┌────────

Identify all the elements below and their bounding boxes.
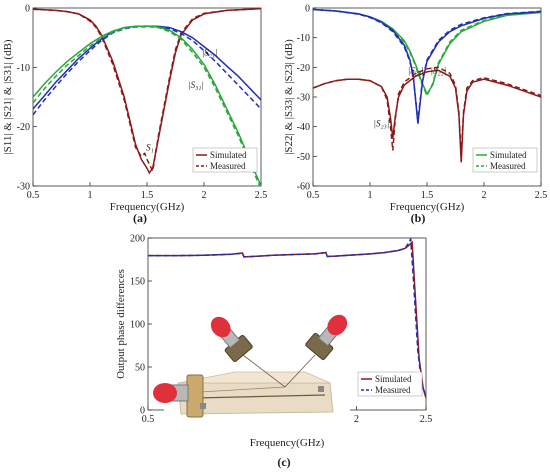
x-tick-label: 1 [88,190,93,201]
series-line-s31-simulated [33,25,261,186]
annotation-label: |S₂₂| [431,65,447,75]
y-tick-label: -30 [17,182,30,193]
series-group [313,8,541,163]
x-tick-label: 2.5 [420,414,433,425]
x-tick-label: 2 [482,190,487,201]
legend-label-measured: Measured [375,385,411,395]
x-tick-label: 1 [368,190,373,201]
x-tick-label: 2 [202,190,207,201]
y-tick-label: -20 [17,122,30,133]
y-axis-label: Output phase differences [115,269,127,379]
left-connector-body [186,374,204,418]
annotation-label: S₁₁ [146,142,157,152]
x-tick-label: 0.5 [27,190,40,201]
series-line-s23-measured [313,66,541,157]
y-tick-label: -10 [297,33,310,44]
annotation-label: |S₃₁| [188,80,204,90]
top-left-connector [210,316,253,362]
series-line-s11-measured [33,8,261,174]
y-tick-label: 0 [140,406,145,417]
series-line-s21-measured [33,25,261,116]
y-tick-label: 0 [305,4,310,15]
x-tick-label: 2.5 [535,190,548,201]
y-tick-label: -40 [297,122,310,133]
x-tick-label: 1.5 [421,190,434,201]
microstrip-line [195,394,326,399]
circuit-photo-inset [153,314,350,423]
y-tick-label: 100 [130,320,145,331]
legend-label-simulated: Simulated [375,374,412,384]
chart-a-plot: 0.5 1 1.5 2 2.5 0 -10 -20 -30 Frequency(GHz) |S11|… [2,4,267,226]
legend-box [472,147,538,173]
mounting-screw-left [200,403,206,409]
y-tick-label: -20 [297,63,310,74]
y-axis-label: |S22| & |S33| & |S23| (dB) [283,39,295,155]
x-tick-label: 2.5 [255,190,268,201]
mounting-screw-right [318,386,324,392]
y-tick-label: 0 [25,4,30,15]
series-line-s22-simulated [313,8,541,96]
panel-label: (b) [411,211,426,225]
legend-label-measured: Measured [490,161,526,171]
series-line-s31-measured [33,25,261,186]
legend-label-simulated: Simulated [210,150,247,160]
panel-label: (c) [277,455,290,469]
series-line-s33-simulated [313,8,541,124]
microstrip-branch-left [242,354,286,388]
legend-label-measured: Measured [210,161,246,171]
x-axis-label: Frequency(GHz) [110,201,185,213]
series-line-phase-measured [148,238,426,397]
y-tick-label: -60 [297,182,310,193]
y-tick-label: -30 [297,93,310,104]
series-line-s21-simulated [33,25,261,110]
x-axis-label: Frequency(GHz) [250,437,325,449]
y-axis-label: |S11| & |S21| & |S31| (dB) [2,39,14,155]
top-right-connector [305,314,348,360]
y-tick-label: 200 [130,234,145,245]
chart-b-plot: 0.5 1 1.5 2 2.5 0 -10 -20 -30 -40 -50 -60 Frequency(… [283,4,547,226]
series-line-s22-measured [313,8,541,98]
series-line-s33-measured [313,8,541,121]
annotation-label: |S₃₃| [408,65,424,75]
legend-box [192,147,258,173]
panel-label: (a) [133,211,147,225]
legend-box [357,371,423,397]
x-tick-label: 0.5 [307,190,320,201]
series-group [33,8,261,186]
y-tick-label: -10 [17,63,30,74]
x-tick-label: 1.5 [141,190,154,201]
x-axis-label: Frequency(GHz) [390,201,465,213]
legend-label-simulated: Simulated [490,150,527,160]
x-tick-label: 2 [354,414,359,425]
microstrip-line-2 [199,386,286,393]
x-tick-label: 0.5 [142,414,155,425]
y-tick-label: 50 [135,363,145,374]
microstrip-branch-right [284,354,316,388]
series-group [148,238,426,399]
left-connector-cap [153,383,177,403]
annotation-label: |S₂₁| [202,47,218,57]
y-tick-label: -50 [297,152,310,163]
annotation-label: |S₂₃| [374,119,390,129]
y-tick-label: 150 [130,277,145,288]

└────────
┌────────

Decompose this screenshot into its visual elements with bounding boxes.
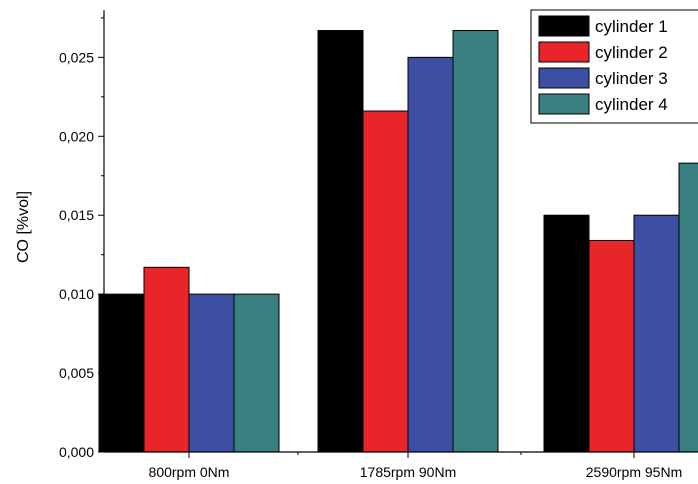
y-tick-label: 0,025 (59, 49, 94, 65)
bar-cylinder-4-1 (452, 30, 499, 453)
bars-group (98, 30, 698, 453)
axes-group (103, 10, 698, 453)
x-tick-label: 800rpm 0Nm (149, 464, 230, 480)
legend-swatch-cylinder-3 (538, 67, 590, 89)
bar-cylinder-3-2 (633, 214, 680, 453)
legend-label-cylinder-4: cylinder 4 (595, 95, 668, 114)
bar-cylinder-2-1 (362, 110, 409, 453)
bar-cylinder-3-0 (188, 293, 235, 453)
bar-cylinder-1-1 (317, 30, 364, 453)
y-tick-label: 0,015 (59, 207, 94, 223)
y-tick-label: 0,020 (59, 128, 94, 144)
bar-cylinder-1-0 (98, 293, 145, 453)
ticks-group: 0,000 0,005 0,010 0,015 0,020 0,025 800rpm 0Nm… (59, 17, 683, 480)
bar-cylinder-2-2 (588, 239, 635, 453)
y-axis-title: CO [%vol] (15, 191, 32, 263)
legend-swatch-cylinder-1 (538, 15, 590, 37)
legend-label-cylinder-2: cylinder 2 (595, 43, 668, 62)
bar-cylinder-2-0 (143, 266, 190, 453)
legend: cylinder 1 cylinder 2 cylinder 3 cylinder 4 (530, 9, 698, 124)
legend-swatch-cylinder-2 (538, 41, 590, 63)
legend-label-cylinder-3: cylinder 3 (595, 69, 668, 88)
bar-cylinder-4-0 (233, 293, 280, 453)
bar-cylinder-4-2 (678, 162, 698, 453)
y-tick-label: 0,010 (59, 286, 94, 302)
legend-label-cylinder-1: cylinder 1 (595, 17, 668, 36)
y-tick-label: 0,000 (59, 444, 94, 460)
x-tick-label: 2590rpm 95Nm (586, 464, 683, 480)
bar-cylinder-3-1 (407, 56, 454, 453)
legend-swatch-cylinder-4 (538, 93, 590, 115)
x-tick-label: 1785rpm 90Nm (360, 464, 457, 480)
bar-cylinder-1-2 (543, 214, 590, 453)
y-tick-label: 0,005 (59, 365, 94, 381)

└────────
┌────────

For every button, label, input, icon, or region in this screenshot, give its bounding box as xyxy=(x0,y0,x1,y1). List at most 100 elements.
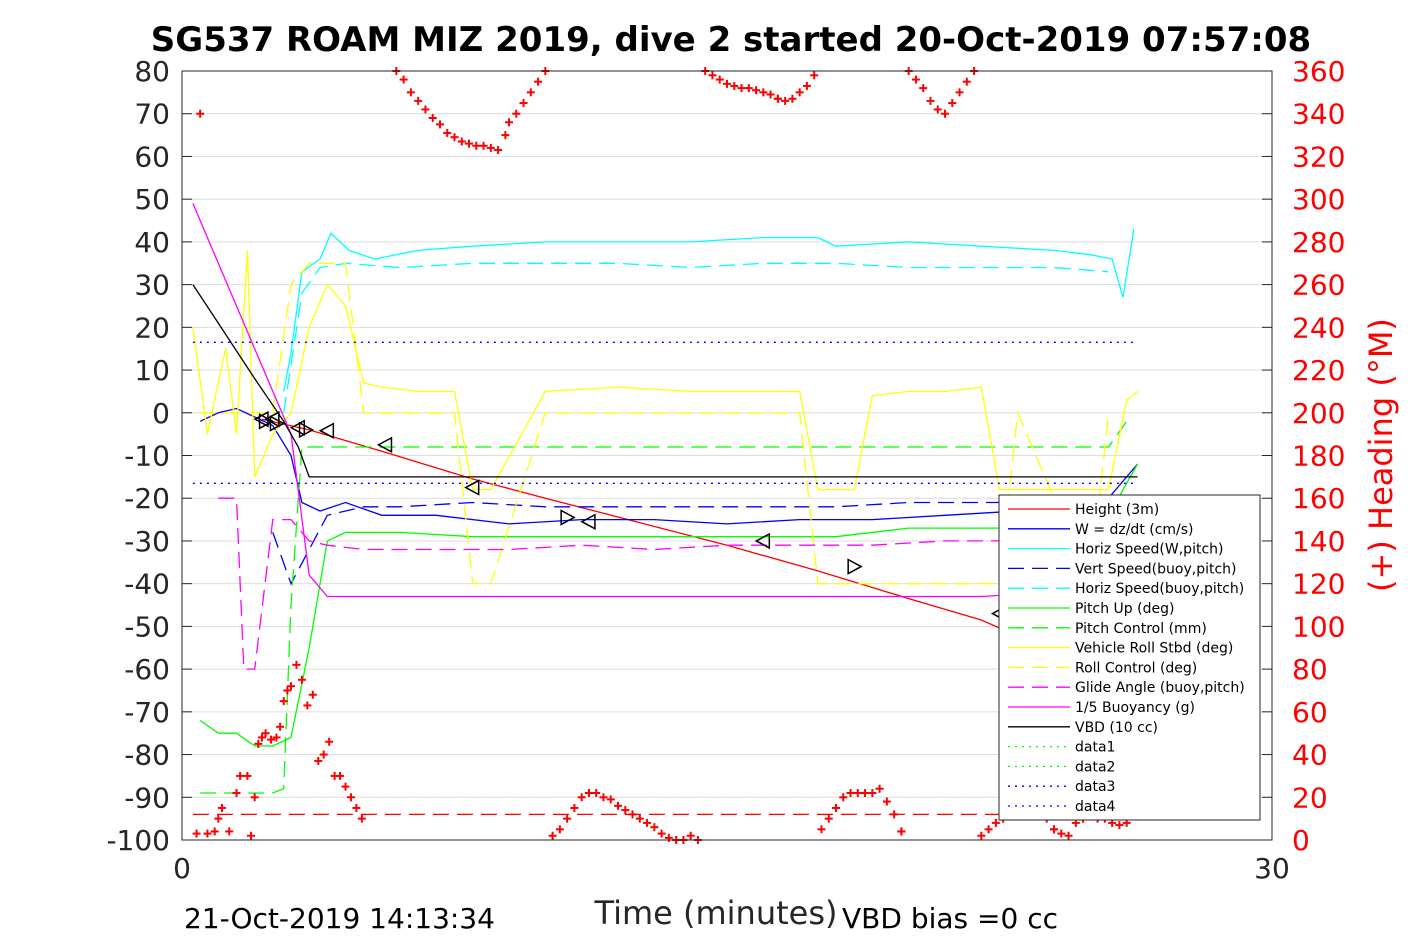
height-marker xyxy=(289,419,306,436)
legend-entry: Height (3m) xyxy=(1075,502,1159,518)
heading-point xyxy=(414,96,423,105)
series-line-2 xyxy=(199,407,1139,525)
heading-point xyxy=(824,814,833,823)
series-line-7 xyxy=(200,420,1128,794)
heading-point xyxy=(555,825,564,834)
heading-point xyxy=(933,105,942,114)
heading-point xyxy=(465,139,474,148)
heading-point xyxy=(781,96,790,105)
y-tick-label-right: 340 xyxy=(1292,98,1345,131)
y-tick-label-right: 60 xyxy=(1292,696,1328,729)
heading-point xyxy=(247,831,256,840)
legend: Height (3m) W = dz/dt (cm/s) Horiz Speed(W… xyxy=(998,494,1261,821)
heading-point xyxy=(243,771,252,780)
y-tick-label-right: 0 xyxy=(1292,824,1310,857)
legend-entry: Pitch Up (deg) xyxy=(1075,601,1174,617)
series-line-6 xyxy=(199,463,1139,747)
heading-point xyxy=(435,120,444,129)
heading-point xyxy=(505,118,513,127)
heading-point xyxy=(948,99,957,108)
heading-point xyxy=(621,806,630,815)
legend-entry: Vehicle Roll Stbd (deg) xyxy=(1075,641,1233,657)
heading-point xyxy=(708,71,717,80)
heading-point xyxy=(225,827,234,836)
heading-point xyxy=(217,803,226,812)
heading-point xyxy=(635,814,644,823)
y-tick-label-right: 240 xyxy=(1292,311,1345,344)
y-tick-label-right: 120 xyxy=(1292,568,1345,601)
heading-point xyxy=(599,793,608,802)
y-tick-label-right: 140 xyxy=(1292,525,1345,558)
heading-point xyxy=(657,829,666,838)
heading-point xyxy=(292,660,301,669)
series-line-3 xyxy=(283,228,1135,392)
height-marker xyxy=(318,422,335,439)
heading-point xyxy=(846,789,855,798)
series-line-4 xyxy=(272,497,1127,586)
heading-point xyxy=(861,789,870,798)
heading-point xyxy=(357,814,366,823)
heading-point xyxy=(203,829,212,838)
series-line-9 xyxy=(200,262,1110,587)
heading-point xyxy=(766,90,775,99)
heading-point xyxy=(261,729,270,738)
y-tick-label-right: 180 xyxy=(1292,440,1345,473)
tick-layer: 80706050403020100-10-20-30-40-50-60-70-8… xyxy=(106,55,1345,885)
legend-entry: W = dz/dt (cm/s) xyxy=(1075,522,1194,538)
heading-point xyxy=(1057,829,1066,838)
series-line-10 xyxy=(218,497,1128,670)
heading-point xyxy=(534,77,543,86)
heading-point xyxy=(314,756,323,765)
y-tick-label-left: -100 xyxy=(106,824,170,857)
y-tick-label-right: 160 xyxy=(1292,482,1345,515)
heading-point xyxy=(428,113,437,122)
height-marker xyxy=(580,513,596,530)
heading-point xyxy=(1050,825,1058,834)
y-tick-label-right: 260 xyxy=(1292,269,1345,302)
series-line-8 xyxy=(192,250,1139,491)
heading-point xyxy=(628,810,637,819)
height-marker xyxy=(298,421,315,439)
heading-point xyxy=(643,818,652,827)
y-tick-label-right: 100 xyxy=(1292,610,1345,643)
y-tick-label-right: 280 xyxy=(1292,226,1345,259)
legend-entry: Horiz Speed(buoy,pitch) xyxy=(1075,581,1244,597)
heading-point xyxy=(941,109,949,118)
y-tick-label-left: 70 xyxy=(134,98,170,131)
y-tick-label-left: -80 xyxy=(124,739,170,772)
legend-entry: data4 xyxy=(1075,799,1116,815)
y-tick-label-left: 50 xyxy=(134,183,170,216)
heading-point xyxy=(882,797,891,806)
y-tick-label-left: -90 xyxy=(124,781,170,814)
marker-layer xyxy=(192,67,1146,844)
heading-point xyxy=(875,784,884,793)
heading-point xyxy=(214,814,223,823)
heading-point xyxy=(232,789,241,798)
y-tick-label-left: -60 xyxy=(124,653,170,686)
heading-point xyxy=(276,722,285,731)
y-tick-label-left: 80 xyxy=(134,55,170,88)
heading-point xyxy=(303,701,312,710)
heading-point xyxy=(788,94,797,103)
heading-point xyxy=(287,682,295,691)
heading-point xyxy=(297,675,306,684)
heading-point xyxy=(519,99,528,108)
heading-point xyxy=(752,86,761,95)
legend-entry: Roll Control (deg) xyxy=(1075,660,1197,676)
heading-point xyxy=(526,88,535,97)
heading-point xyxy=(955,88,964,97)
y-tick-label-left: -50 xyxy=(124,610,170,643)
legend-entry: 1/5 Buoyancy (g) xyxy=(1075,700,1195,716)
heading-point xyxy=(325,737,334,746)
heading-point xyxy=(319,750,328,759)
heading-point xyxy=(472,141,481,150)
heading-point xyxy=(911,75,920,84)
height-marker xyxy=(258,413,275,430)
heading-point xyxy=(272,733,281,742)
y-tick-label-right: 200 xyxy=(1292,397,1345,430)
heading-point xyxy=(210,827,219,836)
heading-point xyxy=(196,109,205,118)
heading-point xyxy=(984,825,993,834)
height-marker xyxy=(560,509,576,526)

└────────

- [Required work]:
Copy out each line of the data above that contains the word "this". Case counts.

- [Output of the exercise]:
Decompose this screenshot into its visual elements with bounding boxes.
For every button, label, input, icon, or region in this screenshot, give its bounding box as xyxy=(x0,y0,x1,y1). List at most 100 elements.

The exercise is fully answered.